-- Start of Dataset entries --
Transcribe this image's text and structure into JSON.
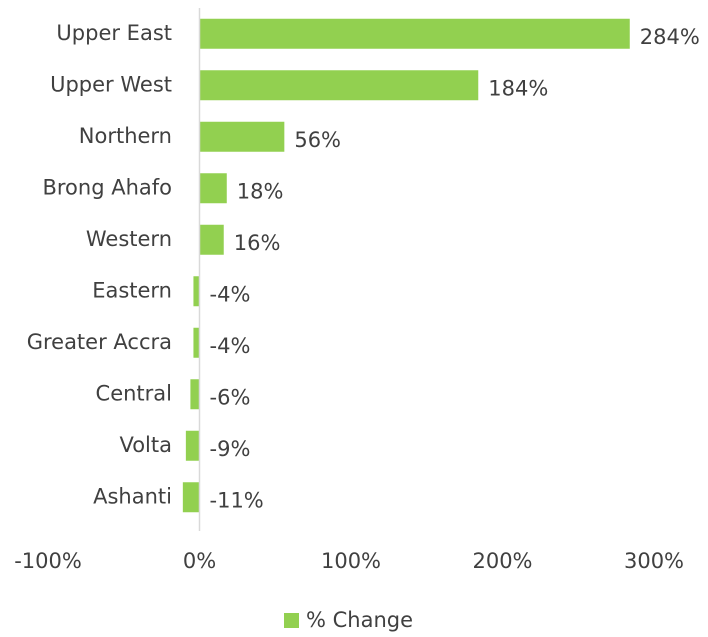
{
  "chart_data": {
    "type": "bar",
    "orientation": "horizontal",
    "categories": [
      "Upper East",
      "Upper West",
      "Northern",
      "Brong Ahafo",
      "Western",
      "Eastern",
      "Greater Accra",
      "Central",
      "Volta",
      "Ashanti"
    ],
    "series": [
      {
        "name": "% Change",
        "color": "#92d050",
        "values": [
          284,
          184,
          56,
          18,
          16,
          -4,
          -4,
          -6,
          -9,
          -11
        ],
        "value_labels": [
          "284%",
          "184%",
          "56%",
          "18%",
          "16%",
          "-4%",
          "-4%",
          "-6%",
          "-9%",
          "-11%"
        ]
      }
    ],
    "xlim": [
      -100,
      300
    ],
    "xticks": [
      {
        "value": -100,
        "label": "-100%"
      },
      {
        "value": 0,
        "label": "0%"
      },
      {
        "value": 100,
        "label": "100%"
      },
      {
        "value": 200,
        "label": "200%"
      },
      {
        "value": 300,
        "label": "300%"
      }
    ],
    "legend": "bottom"
  }
}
-- End of Dataset entries --
Transcribe the records verbatim and omit the images.

Transcribe this image's text and structure into JSON.
{
  "chart_data": {
    "type": "bar",
    "orientation": "horizontal",
    "categories": [
      "Upper East",
      "Upper West",
      "Northern",
      "Brong Ahafo",
      "Western",
      "Eastern",
      "Greater Accra",
      "Central",
      "Volta",
      "Ashanti"
    ],
    "series": [
      {
        "name": "% Change",
        "color": "#92d050",
        "values": [
          284,
          184,
          56,
          18,
          16,
          -4,
          -4,
          -6,
          -9,
          -11
        ],
        "value_labels": [
          "284%",
          "184%",
          "56%",
          "18%",
          "16%",
          "-4%",
          "-4%",
          "-6%",
          "-9%",
          "-11%"
        ]
      }
    ],
    "xlim": [
      -100,
      300
    ],
    "xticks": [
      {
        "value": -100,
        "label": "-100%"
      },
      {
        "value": 0,
        "label": "0%"
      },
      {
        "value": 100,
        "label": "100%"
      },
      {
        "value": 200,
        "label": "200%"
      },
      {
        "value": 300,
        "label": "300%"
      }
    ],
    "legend": "bottom"
  }
}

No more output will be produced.